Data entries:
* Begin *
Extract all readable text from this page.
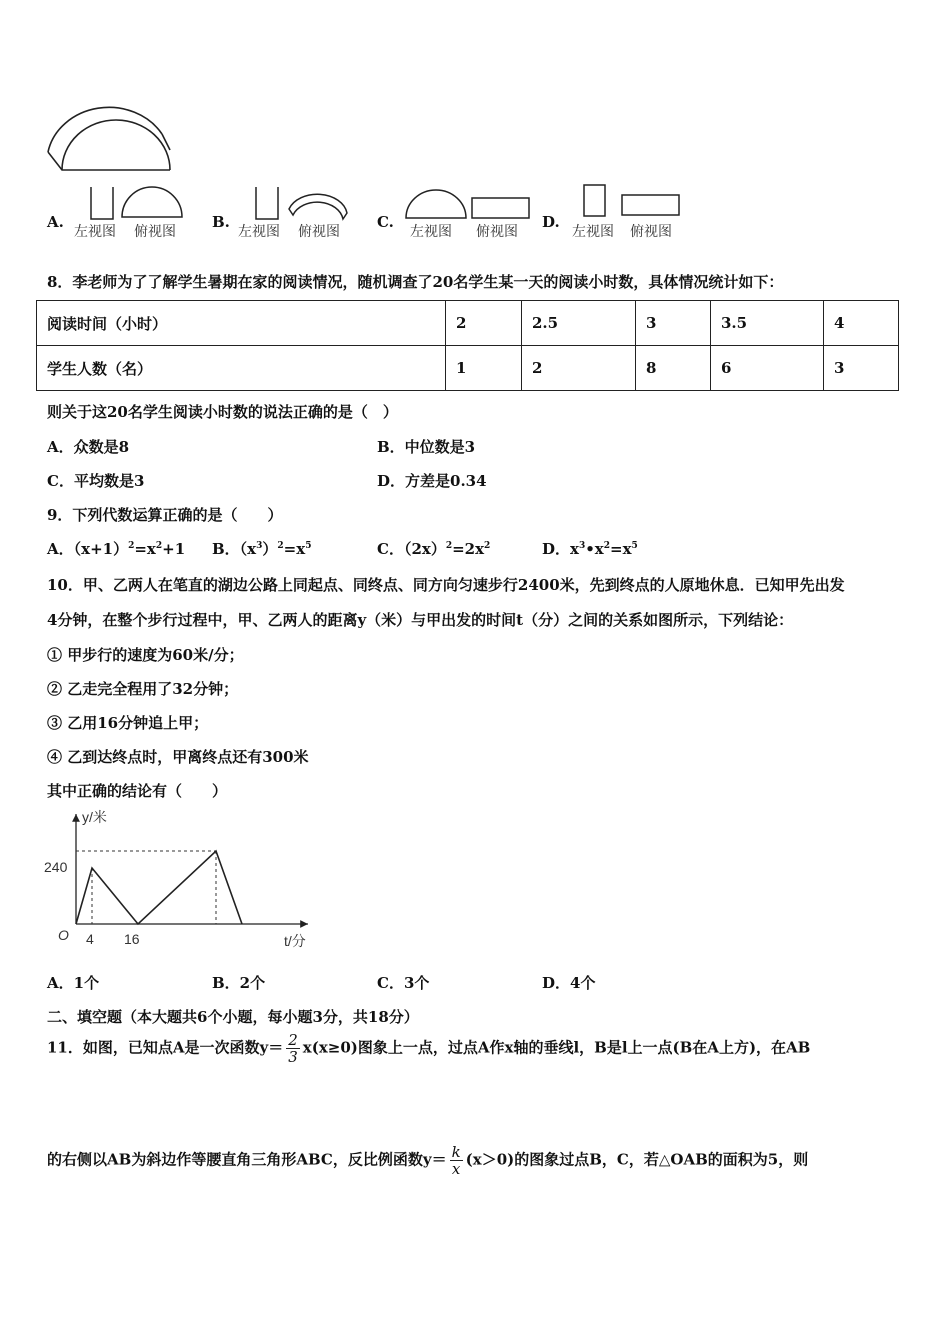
A.
左视图 俯视图
B.
左视图 俯视图
C.
左视图 俯视图
D.
左视图 俯视图
8．李老师为了了解学生暑期在家的阅读情况，随机调查了20名学生某一天的阅读小时数，具体情况统计如下：
阅读时间（小时）	2	2.5	3	3.5	4
学生人数（名）	1	2	8	6	3
则关于这20名学生阅读小时数的说法正确的是（　）
A．众数是8	B．中位数是3
C．平均数是3	D．方差是0.34
9．下列代数运算正确的是（　　）
A．$(x+1)^2=x^2+1$ B．$(x^3)^2=x^5$	C．$(2x)^2=2x^2$	D．$x^3•x^2=x^5$
10．甲、乙两人在笔直的湖边公路上同起点、同终点、同方向匀速步行2400米，先到终点的人原地休息．已知甲先出发
4分钟，在整个步行过程中，甲、乙两人的距离y（米）与甲出发的时间t（分）之间的关系如图所示，下列结论：
① 甲步行的速度为60米/分；
② 乙走完全程用了32分钟；
③ 乙用16分钟追上甲；
④ 乙到达终点时，甲离终点还有300米
其中正确的结论有（　　）
y/米
t/分
O
240
4 16
A．1个	B．2个	C．3个	D．4个
二、填空题（本大题共6个小题，每小题3分，共18分）
11．如图，已知点A是一次函数$y= \frac{2}{3} x(x\ge 0)$图象上一点，过点A作x轴的垂线l，B是l上一点(B在A上方)，在AB
的右侧以AB为斜边作等腰直角三角形ABC，反比例函数$y= \frac{k}{x} (x>0)$的图象过点B，C，若△OAB的面积为5，则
* End *
▶ **WHAT TO PRODUCE**
Your task is to return the entries above exactly, with no pictures.

▶ **WORKED SOLUTION**
Extract all readable text from this page.
A.
左视图 俯视图
B.
左视图 俯视图
C.
左视图 俯视图
D.
左视图 俯视图
8．李老师为了了解学生暑期在家的阅读情况，随机调查了20名学生某一天的阅读小时数，具体情况统计如下：
阅读时间（小时）	2	2.5	3	3.5	4
学生人数（名）	1	2	8	6	3
则关于这20名学生阅读小时数的说法正确的是（　）
A．众数是8	B．中位数是3
C．平均数是3	D．方差是0.34
9．下列代数运算正确的是（　　）
A．$(x+1)^2=x^2+1$ B．$(x^3)^2=x^5$	C．$(2x)^2=2x^2$	D．$x^3•x^2=x^5$
10．甲、乙两人在笔直的湖边公路上同起点、同终点、同方向匀速步行2400米，先到终点的人原地休息．已知甲先出发
4分钟，在整个步行过程中，甲、乙两人的距离y（米）与甲出发的时间t（分）之间的关系如图所示，下列结论：
① 甲步行的速度为60米/分；
② 乙走完全程用了32分钟；
③ 乙用16分钟追上甲；
④ 乙到达终点时，甲离终点还有300米
其中正确的结论有（　　）
y/米
t/分
O
240
4 16
A．1个	B．2个	C．3个	D．4个
二、填空题（本大题共6个小题，每小题3分，共18分）
11．如图，已知点A是一次函数$y= \frac{2}{3} x(x\ge 0)$图象上一点，过点A作x轴的垂线l，B是l上一点(B在A上方)，在AB
的右侧以AB为斜边作等腰直角三角形ABC，反比例函数$y= \frac{k}{x} (x>0)$的图象过点B，C，若△OAB的面积为5，则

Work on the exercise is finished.